▶ What you have to do:
Extract the data exactly, missing nothing.

== Listed entries ==

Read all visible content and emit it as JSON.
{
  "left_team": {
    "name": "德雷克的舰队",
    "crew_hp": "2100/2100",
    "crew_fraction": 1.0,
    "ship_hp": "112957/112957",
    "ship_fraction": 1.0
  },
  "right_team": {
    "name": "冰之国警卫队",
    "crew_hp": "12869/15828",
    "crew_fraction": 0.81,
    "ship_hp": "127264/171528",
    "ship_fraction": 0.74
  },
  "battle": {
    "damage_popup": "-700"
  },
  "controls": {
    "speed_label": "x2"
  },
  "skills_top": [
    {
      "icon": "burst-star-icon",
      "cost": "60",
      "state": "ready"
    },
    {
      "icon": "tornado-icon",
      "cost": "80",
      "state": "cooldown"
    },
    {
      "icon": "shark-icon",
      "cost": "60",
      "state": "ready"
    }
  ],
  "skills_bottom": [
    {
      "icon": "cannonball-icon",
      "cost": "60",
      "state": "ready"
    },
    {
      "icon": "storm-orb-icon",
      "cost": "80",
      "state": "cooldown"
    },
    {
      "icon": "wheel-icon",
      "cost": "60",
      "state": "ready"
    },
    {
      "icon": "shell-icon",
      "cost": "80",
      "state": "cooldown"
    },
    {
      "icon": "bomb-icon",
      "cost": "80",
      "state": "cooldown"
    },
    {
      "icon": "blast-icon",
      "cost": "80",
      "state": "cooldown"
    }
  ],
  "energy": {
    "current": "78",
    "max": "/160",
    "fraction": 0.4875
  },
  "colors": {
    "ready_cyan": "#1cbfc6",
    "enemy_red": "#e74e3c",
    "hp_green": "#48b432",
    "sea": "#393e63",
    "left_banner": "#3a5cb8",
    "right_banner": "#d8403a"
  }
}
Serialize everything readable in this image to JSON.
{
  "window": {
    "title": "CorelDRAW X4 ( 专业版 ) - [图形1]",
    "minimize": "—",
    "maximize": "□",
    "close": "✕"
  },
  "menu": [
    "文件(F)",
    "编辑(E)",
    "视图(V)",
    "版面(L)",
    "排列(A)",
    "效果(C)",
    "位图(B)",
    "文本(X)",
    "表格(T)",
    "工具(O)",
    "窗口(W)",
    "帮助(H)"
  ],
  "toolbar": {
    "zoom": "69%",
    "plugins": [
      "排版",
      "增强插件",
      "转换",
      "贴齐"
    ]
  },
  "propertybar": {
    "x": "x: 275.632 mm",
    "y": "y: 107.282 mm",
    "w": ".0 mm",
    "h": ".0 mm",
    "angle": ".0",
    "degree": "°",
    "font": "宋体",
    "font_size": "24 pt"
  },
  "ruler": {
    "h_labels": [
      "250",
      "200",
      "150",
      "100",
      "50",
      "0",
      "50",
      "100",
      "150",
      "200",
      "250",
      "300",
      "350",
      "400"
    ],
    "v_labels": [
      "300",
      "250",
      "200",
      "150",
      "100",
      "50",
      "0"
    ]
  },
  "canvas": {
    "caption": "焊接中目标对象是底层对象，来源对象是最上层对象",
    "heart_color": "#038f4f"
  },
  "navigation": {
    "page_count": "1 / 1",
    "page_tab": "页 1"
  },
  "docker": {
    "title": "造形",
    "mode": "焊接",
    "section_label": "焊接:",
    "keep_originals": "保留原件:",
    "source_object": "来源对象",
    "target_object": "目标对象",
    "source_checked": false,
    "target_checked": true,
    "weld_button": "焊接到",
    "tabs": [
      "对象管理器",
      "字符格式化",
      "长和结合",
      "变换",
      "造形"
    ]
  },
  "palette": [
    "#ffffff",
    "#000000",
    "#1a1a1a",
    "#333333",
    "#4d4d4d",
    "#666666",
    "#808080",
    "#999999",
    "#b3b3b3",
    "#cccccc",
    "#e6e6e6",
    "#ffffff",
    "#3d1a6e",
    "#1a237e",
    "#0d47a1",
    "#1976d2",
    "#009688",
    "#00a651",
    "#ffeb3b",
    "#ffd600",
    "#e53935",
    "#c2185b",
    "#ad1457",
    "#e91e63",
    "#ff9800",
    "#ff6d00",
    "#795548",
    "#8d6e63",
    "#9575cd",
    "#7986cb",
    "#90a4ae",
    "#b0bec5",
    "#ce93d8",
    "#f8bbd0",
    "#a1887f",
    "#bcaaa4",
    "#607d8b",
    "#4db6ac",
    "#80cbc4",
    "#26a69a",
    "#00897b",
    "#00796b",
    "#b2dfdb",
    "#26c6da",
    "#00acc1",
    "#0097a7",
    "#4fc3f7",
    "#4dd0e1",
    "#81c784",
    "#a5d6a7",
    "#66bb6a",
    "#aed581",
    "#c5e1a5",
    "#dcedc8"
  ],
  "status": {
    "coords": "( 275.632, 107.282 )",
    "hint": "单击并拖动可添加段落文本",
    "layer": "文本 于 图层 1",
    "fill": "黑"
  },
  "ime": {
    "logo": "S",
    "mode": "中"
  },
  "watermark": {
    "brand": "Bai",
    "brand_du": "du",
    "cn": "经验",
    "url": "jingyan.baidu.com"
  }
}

===

▶ The answer:
Read all visible content and emit it as JSON.
{
  "left_team": {
    "name": "德雷克的舰队",
    "crew_hp": "2100/2100",
    "crew_fraction": 1.0,
    "ship_hp": "112957/112957",
    "ship_fraction": 1.0
  },
  "right_team": {
    "name": "冰之国警卫队",
    "crew_hp": "12869/15828",
    "crew_fraction": 0.81,
    "ship_hp": "127264/171528",
    "ship_fraction": 0.74
  },
  "battle": {
    "damage_popup": "-700"
  },
  "controls": {
    "speed_label": "x2"
  },
  "skills_top": [
    {
      "icon": "burst-star-icon",
      "cost": "60",
      "state": "ready"
    },
    {
      "icon": "tornado-icon",
      "cost": "80",
      "state": "cooldown"
    },
    {
      "icon": "shark-icon",
      "cost": "60",
      "state": "ready"
    }
  ],
  "skills_bottom": [
    {
      "icon": "cannonball-icon",
      "cost": "60",
      "state": "ready"
    },
    {
      "icon": "storm-orb-icon",
      "cost": "80",
      "state": "cooldown"
    },
    {
      "icon": "wheel-icon",
      "cost": "60",
      "state": "ready"
    },
    {
      "icon": "shell-icon",
      "cost": "80",
      "state": "cooldown"
    },
    {
      "icon": "bomb-icon",
      "cost": "80",
      "state": "cooldown"
    },
    {
      "icon": "blast-icon",
      "cost": "80",
      "state": "cooldown"
    }
  ],
  "energy": {
    "current": "78",
    "max": "/160",
    "fraction": 0.4875
  },
  "colors": {
    "ready_cyan": "#1cbfc6",
    "enemy_red": "#e74e3c",
    "hp_green": "#48b432",
    "sea": "#393e63",
    "left_banner": "#3a5cb8",
    "right_banner": "#d8403a"
  }
}
Serialize everything readable in this image to JSON.
{
  "window": {
    "title": "CorelDRAW X4 ( 专业版 ) - [图形1]",
    "minimize": "—",
    "maximize": "□",
    "close": "✕"
  },
  "menu": [
    "文件(F)",
    "编辑(E)",
    "视图(V)",
    "版面(L)",
    "排列(A)",
    "效果(C)",
    "位图(B)",
    "文本(X)",
    "表格(T)",
    "工具(O)",
    "窗口(W)",
    "帮助(H)"
  ],
  "toolbar": {
    "zoom": "69%",
    "plugins": [
      "排版",
      "增强插件",
      "转换",
      "贴齐"
    ]
  },
  "propertybar": {
    "x": "x: 275.632 mm",
    "y": "y: 107.282 mm",
    "w": ".0 mm",
    "h": ".0 mm",
    "angle": ".0",
    "degree": "°",
    "font": "宋体",
    "font_size": "24 pt"
  },
  "ruler": {
    "h_labels": [
      "250",
      "200",
      "150",
      "100",
      "50",
      "0",
      "50",
      "100",
      "150",
      "200",
      "250",
      "300",
      "350",
      "400"
    ],
    "v_labels": [
      "300",
      "250",
      "200",
      "150",
      "100",
      "50",
      "0"
    ]
  },
  "canvas": {
    "caption": "焊接中目标对象是底层对象，来源对象是最上层对象",
    "heart_color": "#038f4f"
  },
  "navigation": {
    "page_count": "1 / 1",
    "page_tab": "页 1"
  },
  "docker": {
    "title": "造形",
    "mode": "焊接",
    "section_label": "焊接:",
    "keep_originals": "保留原件:",
    "source_object": "来源对象",
    "target_object": "目标对象",
    "source_checked": false,
    "target_checked": true,
    "weld_button": "焊接到",
    "tabs": [
      "对象管理器",
      "字符格式化",
      "长和结合",
      "变换",
      "造形"
    ]
  },
  "palette": [
    "#ffffff",
    "#000000",
    "#1a1a1a",
    "#333333",
    "#4d4d4d",
    "#666666",
    "#808080",
    "#999999",
    "#b3b3b3",
    "#cccccc",
    "#e6e6e6",
    "#ffffff",
    "#3d1a6e",
    "#1a237e",
    "#0d47a1",
    "#1976d2",
    "#009688",
    "#00a651",
    "#ffeb3b",
    "#ffd600",
    "#e53935",
    "#c2185b",
    "#ad1457",
    "#e91e63",
    "#ff9800",
    "#ff6d00",
    "#795548",
    "#8d6e63",
    "#9575cd",
    "#7986cb",
    "#90a4ae",
    "#b0bec5",
    "#ce93d8",
    "#f8bbd0",
    "#a1887f",
    "#bcaaa4",
    "#607d8b",
    "#4db6ac",
    "#80cbc4",
    "#26a69a",
    "#00897b",
    "#00796b",
    "#b2dfdb",
    "#26c6da",
    "#00acc1",
    "#0097a7",
    "#4fc3f7",
    "#4dd0e1",
    "#81c784",
    "#a5d6a7",
    "#66bb6a",
    "#aed581",
    "#c5e1a5",
    "#dcedc8"
  ],
  "status": {
    "coords": "( 275.632, 107.282 )",
    "hint": "单击并拖动可添加段落文本",
    "layer": "文本 于 图层 1",
    "fill": "黑"
  },
  "ime": {
    "logo": "S",
    "mode": "中"
  },
  "watermark": {
    "brand": "Bai",
    "brand_du": "du",
    "cn": "经验",
    "url": "jingyan.baidu.com"
  }
}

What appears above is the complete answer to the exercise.